Collected data entries:
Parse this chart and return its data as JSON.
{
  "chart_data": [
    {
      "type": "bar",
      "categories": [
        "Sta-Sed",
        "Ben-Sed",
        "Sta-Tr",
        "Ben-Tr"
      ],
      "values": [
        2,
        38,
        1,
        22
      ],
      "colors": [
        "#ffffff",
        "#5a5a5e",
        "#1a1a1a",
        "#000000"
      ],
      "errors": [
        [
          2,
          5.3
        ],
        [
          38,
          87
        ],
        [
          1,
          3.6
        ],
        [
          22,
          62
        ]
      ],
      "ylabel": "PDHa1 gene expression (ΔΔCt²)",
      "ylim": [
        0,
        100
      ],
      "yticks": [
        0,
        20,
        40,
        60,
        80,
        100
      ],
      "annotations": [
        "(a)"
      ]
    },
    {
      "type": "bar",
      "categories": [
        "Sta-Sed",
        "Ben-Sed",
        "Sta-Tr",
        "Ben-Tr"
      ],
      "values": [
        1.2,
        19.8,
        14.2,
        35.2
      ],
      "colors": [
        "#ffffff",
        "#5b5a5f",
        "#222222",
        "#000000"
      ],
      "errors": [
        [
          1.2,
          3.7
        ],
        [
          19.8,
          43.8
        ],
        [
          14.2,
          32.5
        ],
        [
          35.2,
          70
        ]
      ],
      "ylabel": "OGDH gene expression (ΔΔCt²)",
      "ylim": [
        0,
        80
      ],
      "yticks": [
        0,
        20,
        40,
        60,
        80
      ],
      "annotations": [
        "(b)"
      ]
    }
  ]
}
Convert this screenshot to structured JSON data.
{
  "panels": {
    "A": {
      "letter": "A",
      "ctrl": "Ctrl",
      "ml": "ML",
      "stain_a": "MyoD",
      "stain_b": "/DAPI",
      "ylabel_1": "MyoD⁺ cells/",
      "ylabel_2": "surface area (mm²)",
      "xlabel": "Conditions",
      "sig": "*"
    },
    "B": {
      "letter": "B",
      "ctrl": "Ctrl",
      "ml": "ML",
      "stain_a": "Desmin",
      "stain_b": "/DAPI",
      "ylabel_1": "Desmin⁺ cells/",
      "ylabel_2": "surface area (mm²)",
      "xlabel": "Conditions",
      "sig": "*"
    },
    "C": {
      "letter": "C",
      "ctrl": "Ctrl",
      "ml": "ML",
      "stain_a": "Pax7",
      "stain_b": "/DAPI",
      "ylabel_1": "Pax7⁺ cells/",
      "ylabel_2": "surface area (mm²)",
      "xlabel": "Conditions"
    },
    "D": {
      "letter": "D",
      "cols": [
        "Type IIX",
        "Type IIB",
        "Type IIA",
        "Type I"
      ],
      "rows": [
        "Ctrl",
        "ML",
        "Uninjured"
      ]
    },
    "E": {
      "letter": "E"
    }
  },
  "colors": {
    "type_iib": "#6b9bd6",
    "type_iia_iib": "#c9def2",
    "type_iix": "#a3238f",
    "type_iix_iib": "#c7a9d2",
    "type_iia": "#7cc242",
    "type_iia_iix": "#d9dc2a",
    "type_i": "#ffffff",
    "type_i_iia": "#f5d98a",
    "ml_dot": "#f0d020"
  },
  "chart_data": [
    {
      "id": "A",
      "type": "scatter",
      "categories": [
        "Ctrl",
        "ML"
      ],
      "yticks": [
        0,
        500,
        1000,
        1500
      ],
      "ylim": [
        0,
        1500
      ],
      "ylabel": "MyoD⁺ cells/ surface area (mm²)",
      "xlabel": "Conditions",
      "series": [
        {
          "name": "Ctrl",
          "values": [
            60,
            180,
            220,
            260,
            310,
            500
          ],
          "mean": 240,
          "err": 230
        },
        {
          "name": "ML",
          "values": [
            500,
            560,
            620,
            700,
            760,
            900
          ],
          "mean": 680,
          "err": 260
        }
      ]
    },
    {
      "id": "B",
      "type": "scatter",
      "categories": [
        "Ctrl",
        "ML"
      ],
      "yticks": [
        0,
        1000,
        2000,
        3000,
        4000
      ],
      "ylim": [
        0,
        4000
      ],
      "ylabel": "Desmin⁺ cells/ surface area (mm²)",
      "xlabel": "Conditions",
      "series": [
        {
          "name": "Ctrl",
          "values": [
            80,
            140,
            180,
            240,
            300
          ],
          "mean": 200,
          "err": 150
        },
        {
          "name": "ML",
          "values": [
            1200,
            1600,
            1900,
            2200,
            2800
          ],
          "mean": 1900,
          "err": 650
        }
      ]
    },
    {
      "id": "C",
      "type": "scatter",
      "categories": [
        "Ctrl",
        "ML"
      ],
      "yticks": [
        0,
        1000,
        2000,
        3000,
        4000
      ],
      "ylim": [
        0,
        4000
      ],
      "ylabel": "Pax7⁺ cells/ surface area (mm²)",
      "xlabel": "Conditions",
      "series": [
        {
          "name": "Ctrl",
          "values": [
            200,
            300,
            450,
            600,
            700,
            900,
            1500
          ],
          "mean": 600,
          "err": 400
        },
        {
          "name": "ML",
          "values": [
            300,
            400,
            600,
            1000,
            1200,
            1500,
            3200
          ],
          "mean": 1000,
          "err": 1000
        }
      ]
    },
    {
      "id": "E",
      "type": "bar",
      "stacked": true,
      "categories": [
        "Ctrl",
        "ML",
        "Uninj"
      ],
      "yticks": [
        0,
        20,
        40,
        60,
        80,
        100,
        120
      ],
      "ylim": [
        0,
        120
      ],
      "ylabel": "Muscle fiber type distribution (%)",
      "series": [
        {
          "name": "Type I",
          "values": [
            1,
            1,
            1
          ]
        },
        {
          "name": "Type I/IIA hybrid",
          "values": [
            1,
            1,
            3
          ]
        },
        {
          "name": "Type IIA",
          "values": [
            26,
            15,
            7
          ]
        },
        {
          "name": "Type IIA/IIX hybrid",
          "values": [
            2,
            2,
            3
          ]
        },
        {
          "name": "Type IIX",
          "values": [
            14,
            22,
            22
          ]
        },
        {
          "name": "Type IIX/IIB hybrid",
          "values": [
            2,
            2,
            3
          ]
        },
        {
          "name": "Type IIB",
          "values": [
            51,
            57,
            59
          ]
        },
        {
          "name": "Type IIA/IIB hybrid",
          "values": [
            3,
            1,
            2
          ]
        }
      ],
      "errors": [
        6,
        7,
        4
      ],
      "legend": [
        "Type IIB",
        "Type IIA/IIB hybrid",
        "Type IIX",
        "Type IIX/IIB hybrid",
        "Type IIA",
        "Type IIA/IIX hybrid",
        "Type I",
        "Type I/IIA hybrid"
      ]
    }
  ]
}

YOUR INSTRUCTIONS: The full data, transcribed without change, is the expected answer.

TASK RESPONSE:
Parse this chart and return its data as JSON.
{
  "chart_data": [
    {
      "type": "bar",
      "categories": [
        "Sta-Sed",
        "Ben-Sed",
        "Sta-Tr",
        "Ben-Tr"
      ],
      "values": [
        2,
        38,
        1,
        22
      ],
      "colors": [
        "#ffffff",
        "#5a5a5e",
        "#1a1a1a",
        "#000000"
      ],
      "errors": [
        [
          2,
          5.3
        ],
        [
          38,
          87
        ],
        [
          1,
          3.6
        ],
        [
          22,
          62
        ]
      ],
      "ylabel": "PDHa1 gene expression (ΔΔCt²)",
      "ylim": [
        0,
        100
      ],
      "yticks": [
        0,
        20,
        40,
        60,
        80,
        100
      ],
      "annotations": [
        "(a)"
      ]
    },
    {
      "type": "bar",
      "categories": [
        "Sta-Sed",
        "Ben-Sed",
        "Sta-Tr",
        "Ben-Tr"
      ],
      "values": [
        1.2,
        19.8,
        14.2,
        35.2
      ],
      "colors": [
        "#ffffff",
        "#5b5a5f",
        "#222222",
        "#000000"
      ],
      "errors": [
        [
          1.2,
          3.7
        ],
        [
          19.8,
          43.8
        ],
        [
          14.2,
          32.5
        ],
        [
          35.2,
          70
        ]
      ],
      "ylabel": "OGDH gene expression (ΔΔCt²)",
      "ylim": [
        0,
        80
      ],
      "yticks": [
        0,
        20,
        40,
        60,
        80
      ],
      "annotations": [
        "(b)"
      ]
    }
  ]
}
Convert this screenshot to structured JSON data.
{
  "panels": {
    "A": {
      "letter": "A",
      "ctrl": "Ctrl",
      "ml": "ML",
      "stain_a": "MyoD",
      "stain_b": "/DAPI",
      "ylabel_1": "MyoD⁺ cells/",
      "ylabel_2": "surface area (mm²)",
      "xlabel": "Conditions",
      "sig": "*"
    },
    "B": {
      "letter": "B",
      "ctrl": "Ctrl",
      "ml": "ML",
      "stain_a": "Desmin",
      "stain_b": "/DAPI",
      "ylabel_1": "Desmin⁺ cells/",
      "ylabel_2": "surface area (mm²)",
      "xlabel": "Conditions",
      "sig": "*"
    },
    "C": {
      "letter": "C",
      "ctrl": "Ctrl",
      "ml": "ML",
      "stain_a": "Pax7",
      "stain_b": "/DAPI",
      "ylabel_1": "Pax7⁺ cells/",
      "ylabel_2": "surface area (mm²)",
      "xlabel": "Conditions"
    },
    "D": {
      "letter": "D",
      "cols": [
        "Type IIX",
        "Type IIB",
        "Type IIA",
        "Type I"
      ],
      "rows": [
        "Ctrl",
        "ML",
        "Uninjured"
      ]
    },
    "E": {
      "letter": "E"
    }
  },
  "colors": {
    "type_iib": "#6b9bd6",
    "type_iia_iib": "#c9def2",
    "type_iix": "#a3238f",
    "type_iix_iib": "#c7a9d2",
    "type_iia": "#7cc242",
    "type_iia_iix": "#d9dc2a",
    "type_i": "#ffffff",
    "type_i_iia": "#f5d98a",
    "ml_dot": "#f0d020"
  },
  "chart_data": [
    {
      "id": "A",
      "type": "scatter",
      "categories": [
        "Ctrl",
        "ML"
      ],
      "yticks": [
        0,
        500,
        1000,
        1500
      ],
      "ylim": [
        0,
        1500
      ],
      "ylabel": "MyoD⁺ cells/ surface area (mm²)",
      "xlabel": "Conditions",
      "series": [
        {
          "name": "Ctrl",
          "values": [
            60,
            180,
            220,
            260,
            310,
            500
          ],
          "mean": 240,
          "err": 230
        },
        {
          "name": "ML",
          "values": [
            500,
            560,
            620,
            700,
            760,
            900
          ],
          "mean": 680,
          "err": 260
        }
      ]
    },
    {
      "id": "B",
      "type": "scatter",
      "categories": [
        "Ctrl",
        "ML"
      ],
      "yticks": [
        0,
        1000,
        2000,
        3000,
        4000
      ],
      "ylim": [
        0,
        4000
      ],
      "ylabel": "Desmin⁺ cells/ surface area (mm²)",
      "xlabel": "Conditions",
      "series": [
        {
          "name": "Ctrl",
          "values": [
            80,
            140,
            180,
            240,
            300
          ],
          "mean": 200,
          "err": 150
        },
        {
          "name": "ML",
          "values": [
            1200,
            1600,
            1900,
            2200,
            2800
          ],
          "mean": 1900,
          "err": 650
        }
      ]
    },
    {
      "id": "C",
      "type": "scatter",
      "categories": [
        "Ctrl",
        "ML"
      ],
      "yticks": [
        0,
        1000,
        2000,
        3000,
        4000
      ],
      "ylim": [
        0,
        4000
      ],
      "ylabel": "Pax7⁺ cells/ surface area (mm²)",
      "xlabel": "Conditions",
      "series": [
        {
          "name": "Ctrl",
          "values": [
            200,
            300,
            450,
            600,
            700,
            900,
            1500
          ],
          "mean": 600,
          "err": 400
        },
        {
          "name": "ML",
          "values": [
            300,
            400,
            600,
            1000,
            1200,
            1500,
            3200
          ],
          "mean": 1000,
          "err": 1000
        }
      ]
    },
    {
      "id": "E",
      "type": "bar",
      "stacked": true,
      "categories": [
        "Ctrl",
        "ML",
        "Uninj"
      ],
      "yticks": [
        0,
        20,
        40,
        60,
        80,
        100,
        120
      ],
      "ylim": [
        0,
        120
      ],
      "ylabel": "Muscle fiber type distribution (%)",
      "series": [
        {
          "name": "Type I",
          "values": [
            1,
            1,
            1
          ]
        },
        {
          "name": "Type I/IIA hybrid",
          "values": [
            1,
            1,
            3
          ]
        },
        {
          "name": "Type IIA",
          "values": [
            26,
            15,
            7
          ]
        },
        {
          "name": "Type IIA/IIX hybrid",
          "values": [
            2,
            2,
            3
          ]
        },
        {
          "name": "Type IIX",
          "values": [
            14,
            22,
            22
          ]
        },
        {
          "name": "Type IIX/IIB hybrid",
          "values": [
            2,
            2,
            3
          ]
        },
        {
          "name": "Type IIB",
          "values": [
            51,
            57,
            59
          ]
        },
        {
          "name": "Type IIA/IIB hybrid",
          "values": [
            3,
            1,
            2
          ]
        }
      ],
      "errors": [
        6,
        7,
        4
      ],
      "legend": [
        "Type IIB",
        "Type IIA/IIB hybrid",
        "Type IIX",
        "Type IIX/IIB hybrid",
        "Type IIA",
        "Type IIA/IIX hybrid",
        "Type I",
        "Type I/IIA hybrid"
      ]
    }
  ]
}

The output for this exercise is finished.